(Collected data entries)

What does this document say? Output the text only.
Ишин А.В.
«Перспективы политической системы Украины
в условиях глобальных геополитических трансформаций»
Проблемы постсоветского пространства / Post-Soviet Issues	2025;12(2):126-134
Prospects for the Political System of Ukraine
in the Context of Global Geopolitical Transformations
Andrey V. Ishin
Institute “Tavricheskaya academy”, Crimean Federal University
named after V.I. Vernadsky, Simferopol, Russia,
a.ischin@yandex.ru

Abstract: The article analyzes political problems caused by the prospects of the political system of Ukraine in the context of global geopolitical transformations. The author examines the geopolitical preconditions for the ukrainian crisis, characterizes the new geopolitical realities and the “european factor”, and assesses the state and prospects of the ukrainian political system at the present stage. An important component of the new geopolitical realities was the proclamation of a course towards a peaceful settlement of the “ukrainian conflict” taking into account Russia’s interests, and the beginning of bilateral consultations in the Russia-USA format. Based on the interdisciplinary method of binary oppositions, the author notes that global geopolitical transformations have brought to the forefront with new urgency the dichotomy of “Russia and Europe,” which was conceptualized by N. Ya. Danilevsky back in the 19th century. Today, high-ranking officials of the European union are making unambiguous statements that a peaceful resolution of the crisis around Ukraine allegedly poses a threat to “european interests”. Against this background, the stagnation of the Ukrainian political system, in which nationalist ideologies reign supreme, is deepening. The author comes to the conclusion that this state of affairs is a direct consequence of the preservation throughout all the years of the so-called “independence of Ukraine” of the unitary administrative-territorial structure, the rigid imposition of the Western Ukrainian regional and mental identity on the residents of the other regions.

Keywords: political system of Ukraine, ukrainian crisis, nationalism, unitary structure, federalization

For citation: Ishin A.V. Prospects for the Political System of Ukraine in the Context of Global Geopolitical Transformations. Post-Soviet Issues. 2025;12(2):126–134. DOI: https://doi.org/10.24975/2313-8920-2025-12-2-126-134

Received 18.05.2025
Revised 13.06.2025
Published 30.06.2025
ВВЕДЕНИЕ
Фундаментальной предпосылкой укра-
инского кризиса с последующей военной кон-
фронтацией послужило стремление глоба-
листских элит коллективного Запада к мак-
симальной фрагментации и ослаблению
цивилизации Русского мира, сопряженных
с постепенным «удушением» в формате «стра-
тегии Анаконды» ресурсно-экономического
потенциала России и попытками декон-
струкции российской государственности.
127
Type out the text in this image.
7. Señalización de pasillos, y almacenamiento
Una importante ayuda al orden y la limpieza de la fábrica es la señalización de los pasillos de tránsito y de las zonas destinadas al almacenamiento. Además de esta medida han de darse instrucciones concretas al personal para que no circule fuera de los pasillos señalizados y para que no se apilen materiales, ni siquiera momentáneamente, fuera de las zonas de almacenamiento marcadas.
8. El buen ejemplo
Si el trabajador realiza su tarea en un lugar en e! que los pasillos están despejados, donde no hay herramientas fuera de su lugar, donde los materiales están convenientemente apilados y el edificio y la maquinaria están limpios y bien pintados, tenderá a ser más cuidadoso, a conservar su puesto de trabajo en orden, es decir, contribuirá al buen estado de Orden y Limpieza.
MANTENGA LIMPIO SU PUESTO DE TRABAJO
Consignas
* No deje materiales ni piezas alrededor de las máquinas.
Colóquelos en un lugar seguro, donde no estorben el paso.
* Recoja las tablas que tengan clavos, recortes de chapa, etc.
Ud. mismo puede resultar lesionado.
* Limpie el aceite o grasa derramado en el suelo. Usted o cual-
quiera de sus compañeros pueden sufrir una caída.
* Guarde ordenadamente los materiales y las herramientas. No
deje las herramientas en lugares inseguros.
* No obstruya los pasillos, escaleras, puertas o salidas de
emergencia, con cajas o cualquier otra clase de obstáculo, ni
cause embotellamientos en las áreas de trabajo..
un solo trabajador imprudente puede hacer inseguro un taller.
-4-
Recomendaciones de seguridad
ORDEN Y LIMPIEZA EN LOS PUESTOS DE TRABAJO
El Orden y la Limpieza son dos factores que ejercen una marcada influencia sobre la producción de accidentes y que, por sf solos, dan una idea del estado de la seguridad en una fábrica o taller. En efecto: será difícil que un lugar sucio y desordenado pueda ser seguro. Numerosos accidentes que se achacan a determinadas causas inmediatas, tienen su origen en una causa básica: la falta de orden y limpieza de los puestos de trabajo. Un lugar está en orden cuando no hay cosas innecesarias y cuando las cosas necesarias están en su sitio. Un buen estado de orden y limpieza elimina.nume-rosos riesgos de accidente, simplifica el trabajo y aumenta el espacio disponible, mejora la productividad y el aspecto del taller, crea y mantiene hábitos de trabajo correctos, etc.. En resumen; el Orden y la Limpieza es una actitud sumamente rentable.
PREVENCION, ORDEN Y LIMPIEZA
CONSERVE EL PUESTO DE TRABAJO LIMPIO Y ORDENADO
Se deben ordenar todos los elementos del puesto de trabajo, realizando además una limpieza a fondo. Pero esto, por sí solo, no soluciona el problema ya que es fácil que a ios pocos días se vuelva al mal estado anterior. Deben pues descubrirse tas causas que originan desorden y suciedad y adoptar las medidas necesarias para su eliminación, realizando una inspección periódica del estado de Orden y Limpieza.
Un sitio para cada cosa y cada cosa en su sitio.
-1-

▶ _THE PROBLEM_
Copy out every line of the data above, exactly as given.

▶ _WORKED ANSWER_
What does this document say? Output the text only.
Ишин А.В.
«Перспективы политической системы Украины
в условиях глобальных геополитических трансформаций»
Проблемы постсоветского пространства / Post-Soviet Issues	2025;12(2):126-134
Prospects for the Political System of Ukraine
in the Context of Global Geopolitical Transformations
Andrey V. Ishin
Institute “Tavricheskaya academy”, Crimean Federal University
named after V.I. Vernadsky, Simferopol, Russia,
a.ischin@yandex.ru

Abstract: The article analyzes political problems caused by the prospects of the political system of Ukraine in the context of global geopolitical transformations. The author examines the geopolitical preconditions for the ukrainian crisis, characterizes the new geopolitical realities and the “european factor”, and assesses the state and prospects of the ukrainian political system at the present stage. An important component of the new geopolitical realities was the proclamation of a course towards a peaceful settlement of the “ukrainian conflict” taking into account Russia’s interests, and the beginning of bilateral consultations in the Russia-USA format. Based on the interdisciplinary method of binary oppositions, the author notes that global geopolitical transformations have brought to the forefront with new urgency the dichotomy of “Russia and Europe,” which was conceptualized by N. Ya. Danilevsky back in the 19th century. Today, high-ranking officials of the European union are making unambiguous statements that a peaceful resolution of the crisis around Ukraine allegedly poses a threat to “european interests”. Against this background, the stagnation of the Ukrainian political system, in which nationalist ideologies reign supreme, is deepening. The author comes to the conclusion that this state of affairs is a direct consequence of the preservation throughout all the years of the so-called “independence of Ukraine” of the unitary administrative-territorial structure, the rigid imposition of the Western Ukrainian regional and mental identity on the residents of the other regions.

Keywords: political system of Ukraine, ukrainian crisis, nationalism, unitary structure, federalization

For citation: Ishin A.V. Prospects for the Political System of Ukraine in the Context of Global Geopolitical Transformations. Post-Soviet Issues. 2025;12(2):126–134. DOI: https://doi.org/10.24975/2313-8920-2025-12-2-126-134

Received 18.05.2025
Revised 13.06.2025
Published 30.06.2025
ВВЕДЕНИЕ
Фундаментальной предпосылкой укра-
инского кризиса с последующей военной кон-
фронтацией послужило стремление глоба-
листских элит коллективного Запада к мак-
симальной фрагментации и ослаблению
цивилизации Русского мира, сопряженных
с постепенным «удушением» в формате «стра-
тегии Анаконды» ресурсно-экономического
потенциала России и попытками декон-
струкции российской государственности.
127
Type out the text in this image.
7. Señalización de pasillos, y almacenamiento
Una importante ayuda al orden y la limpieza de la fábrica es la señalización de los pasillos de tránsito y de las zonas destinadas al almacenamiento. Además de esta medida han de darse instrucciones concretas al personal para que no circule fuera de los pasillos señalizados y para que no se apilen materiales, ni siquiera momentáneamente, fuera de las zonas de almacenamiento marcadas.
8. El buen ejemplo
Si el trabajador realiza su tarea en un lugar en e! que los pasillos están despejados, donde no hay herramientas fuera de su lugar, donde los materiales están convenientemente apilados y el edificio y la maquinaria están limpios y bien pintados, tenderá a ser más cuidadoso, a conservar su puesto de trabajo en orden, es decir, contribuirá al buen estado de Orden y Limpieza.
MANTENGA LIMPIO SU PUESTO DE TRABAJO
Consignas
* No deje materiales ni piezas alrededor de las máquinas.
Colóquelos en un lugar seguro, donde no estorben el paso.
* Recoja las tablas que tengan clavos, recortes de chapa, etc.
Ud. mismo puede resultar lesionado.
* Limpie el aceite o grasa derramado en el suelo. Usted o cual-
quiera de sus compañeros pueden sufrir una caída.
* Guarde ordenadamente los materiales y las herramientas. No
deje las herramientas en lugares inseguros.
* No obstruya los pasillos, escaleras, puertas o salidas de
emergencia, con cajas o cualquier otra clase de obstáculo, ni
cause embotellamientos en las áreas de trabajo..
un solo trabajador imprudente puede hacer inseguro un taller.
-4-
Recomendaciones de seguridad
ORDEN Y LIMPIEZA EN LOS PUESTOS DE TRABAJO
El Orden y la Limpieza son dos factores que ejercen una marcada influencia sobre la producción de accidentes y que, por sf solos, dan una idea del estado de la seguridad en una fábrica o taller. En efecto: será difícil que un lugar sucio y desordenado pueda ser seguro. Numerosos accidentes que se achacan a determinadas causas inmediatas, tienen su origen en una causa básica: la falta de orden y limpieza de los puestos de trabajo. Un lugar está en orden cuando no hay cosas innecesarias y cuando las cosas necesarias están en su sitio. Un buen estado de orden y limpieza elimina.nume-rosos riesgos de accidente, simplifica el trabajo y aumenta el espacio disponible, mejora la productividad y el aspecto del taller, crea y mantiene hábitos de trabajo correctos, etc.. En resumen; el Orden y la Limpieza es una actitud sumamente rentable.
PREVENCION, ORDEN Y LIMPIEZA
CONSERVE EL PUESTO DE TRABAJO LIMPIO Y ORDENADO
Se deben ordenar todos los elementos del puesto de trabajo, realizando además una limpieza a fondo. Pero esto, por sí solo, no soluciona el problema ya que es fácil que a ios pocos días se vuelva al mal estado anterior. Deben pues descubrirse tas causas que originan desorden y suciedad y adoptar las medidas necesarias para su eliminación, realizando una inspección periódica del estado de Orden y Limpieza.
Un sitio para cada cosa y cada cosa en su sitio.
-1-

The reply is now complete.